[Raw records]
□ □ □

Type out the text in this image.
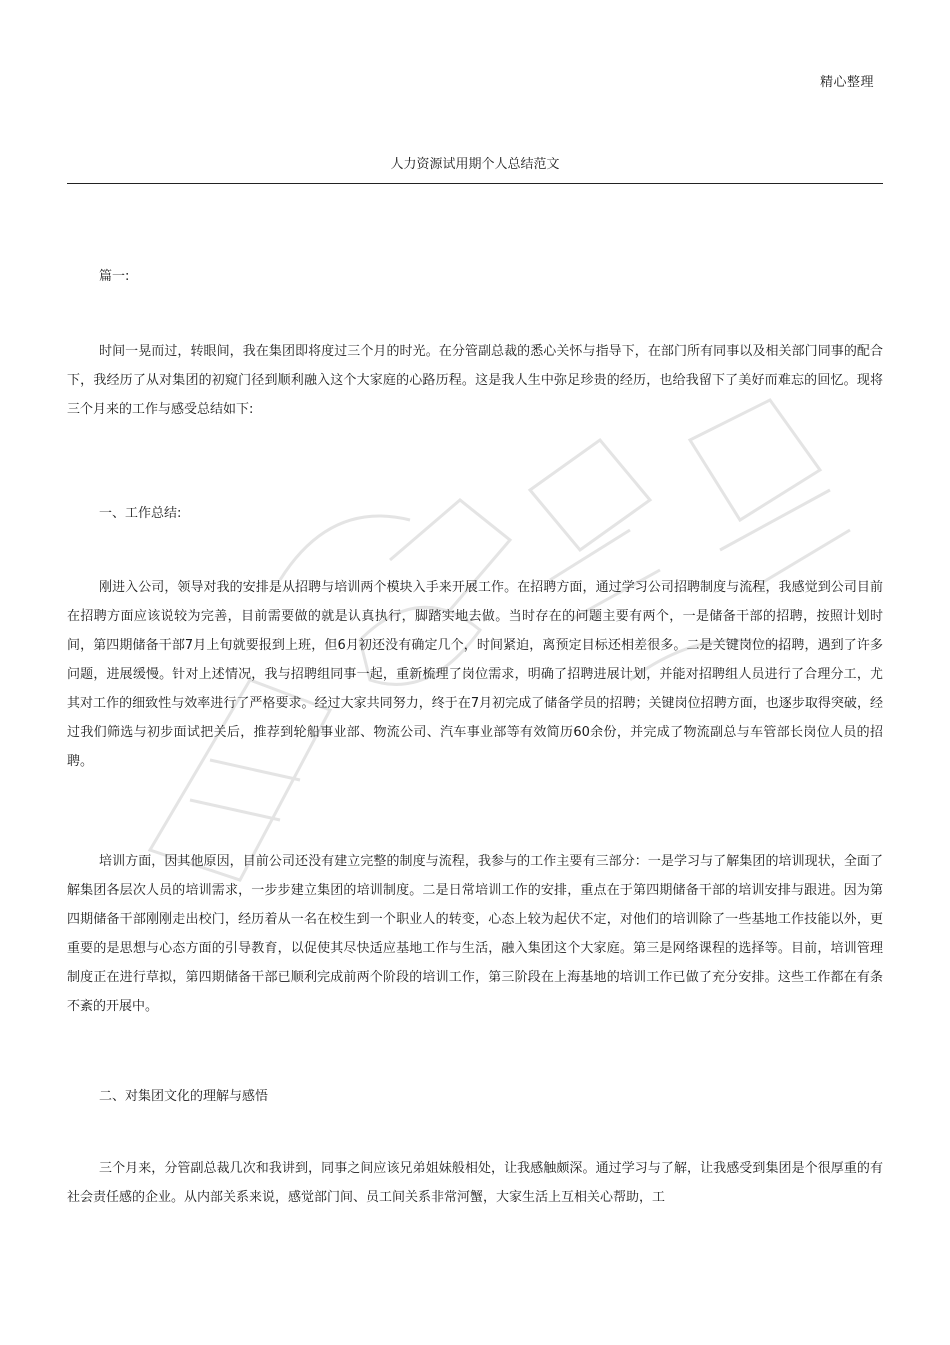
精心整理
人力资源试用期个人总结范文
篇一:

时间一晃而过，转眼间，我在集团即将度过三个月的时光。在分管副总裁的悉心关怀与指导下，在部门所有同事以及相关部门同事的配合下，我经历了从对集团的初窥门径到顺利融入这个大家庭的心路历程。这是我人生中弥足珍贵的经历，也给我留下了美好而难忘的回忆。现将三个月来的工作与感受总结如下:

一、工作总结:

刚进入公司，领导对我的安排是从招聘与培训两个模块入手来开展工作。在招聘方面，通过学习公司招聘制度与流程，我感觉到公司目前在招聘方面应该说较为完善，目前需要做的就是认真执行，脚踏实地去做。当时存在的问题主要有两个，一是储备干部的招聘，按照计划时间，第四期储备干部7月上旬就要报到上班，但6月初还没有确定几个，时间紧迫，离预定目标还相差很多。二是关键岗位的招聘，遇到了许多问题，进展缓慢。针对上述情况，我与招聘组同事一起，重新梳理了岗位需求，明确了招聘进展计划，并能对招聘组人员进行了合理分工，尤其对工作的细致性与效率进行了严格要求。经过大家共同努力，终于在7月初完成了储备学员的招聘；关键岗位招聘方面，也逐步取得突破，经过我们筛选与初步面试把关后，推荐到轮船事业部、物流公司、汽车事业部等有效简历60余份，并完成了物流副总与车管部长岗位人员的招聘。

培训方面，因其他原因，目前公司还没有建立完整的制度与流程，我参与的工作主要有三部分：一是学习与了解集团的培训现状，全面了解集团各层次人员的培训需求，一步步建立集团的培训制度。二是日常培训工作的安排，重点在于第四期储备干部的培训安排与跟进。因为第四期储备干部刚刚走出校门，经历着从一名在校生到一个职业人的转变，心态上较为起伏不定，对他们的培训除了一些基地工作技能以外，更重要的是思想与心态方面的引导教育，以促使其尽快适应基地工作与生活，融入集团这个大家庭。第三是网络课程的选择等。目前，培训管理制度正在进行草拟，第四期储备干部已顺利完成前两个阶段的培训工作，第三阶段在上海基地的培训工作已做了充分安排。这些工作都在有条不紊的开展中。

二、对集团文化的理解与感悟

三个月来，分管副总裁几次和我讲到，同事之间应该兄弟姐妹般相处，让我感触颇深。通过学习与了解，让我感受到集团是个很厚重的有社会责任感的企业。从内部关系来说，感觉部门间、员工间关系非常河蟹，大家生活上互相关心帮助，工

□ □ □

Task brief:
Repeat each entry exactly as it appears; skip any picture.

Answer below:
Type out the text in this image.
精心整理
人力资源试用期个人总结范文
篇一:

时间一晃而过，转眼间，我在集团即将度过三个月的时光。在分管副总裁的悉心关怀与指导下，在部门所有同事以及相关部门同事的配合下，我经历了从对集团的初窥门径到顺利融入这个大家庭的心路历程。这是我人生中弥足珍贵的经历，也给我留下了美好而难忘的回忆。现将三个月来的工作与感受总结如下:

一、工作总结:

刚进入公司，领导对我的安排是从招聘与培训两个模块入手来开展工作。在招聘方面，通过学习公司招聘制度与流程，我感觉到公司目前在招聘方面应该说较为完善，目前需要做的就是认真执行，脚踏实地去做。当时存在的问题主要有两个，一是储备干部的招聘，按照计划时间，第四期储备干部7月上旬就要报到上班，但6月初还没有确定几个，时间紧迫，离预定目标还相差很多。二是关键岗位的招聘，遇到了许多问题，进展缓慢。针对上述情况，我与招聘组同事一起，重新梳理了岗位需求，明确了招聘进展计划，并能对招聘组人员进行了合理分工，尤其对工作的细致性与效率进行了严格要求。经过大家共同努力，终于在7月初完成了储备学员的招聘；关键岗位招聘方面，也逐步取得突破，经过我们筛选与初步面试把关后，推荐到轮船事业部、物流公司、汽车事业部等有效简历60余份，并完成了物流副总与车管部长岗位人员的招聘。

培训方面，因其他原因，目前公司还没有建立完整的制度与流程，我参与的工作主要有三部分：一是学习与了解集团的培训现状，全面了解集团各层次人员的培训需求，一步步建立集团的培训制度。二是日常培训工作的安排，重点在于第四期储备干部的培训安排与跟进。因为第四期储备干部刚刚走出校门，经历着从一名在校生到一个职业人的转变，心态上较为起伏不定，对他们的培训除了一些基地工作技能以外，更重要的是思想与心态方面的引导教育，以促使其尽快适应基地工作与生活，融入集团这个大家庭。第三是网络课程的选择等。目前，培训管理制度正在进行草拟，第四期储备干部已顺利完成前两个阶段的培训工作，第三阶段在上海基地的培训工作已做了充分安排。这些工作都在有条不紊的开展中。

二、对集团文化的理解与感悟

三个月来，分管副总裁几次和我讲到，同事之间应该兄弟姐妹般相处，让我感触颇深。通过学习与了解，让我感受到集团是个很厚重的有社会责任感的企业。从内部关系来说，感觉部门间、员工间关系非常河蟹，大家生活上互相关心帮助，工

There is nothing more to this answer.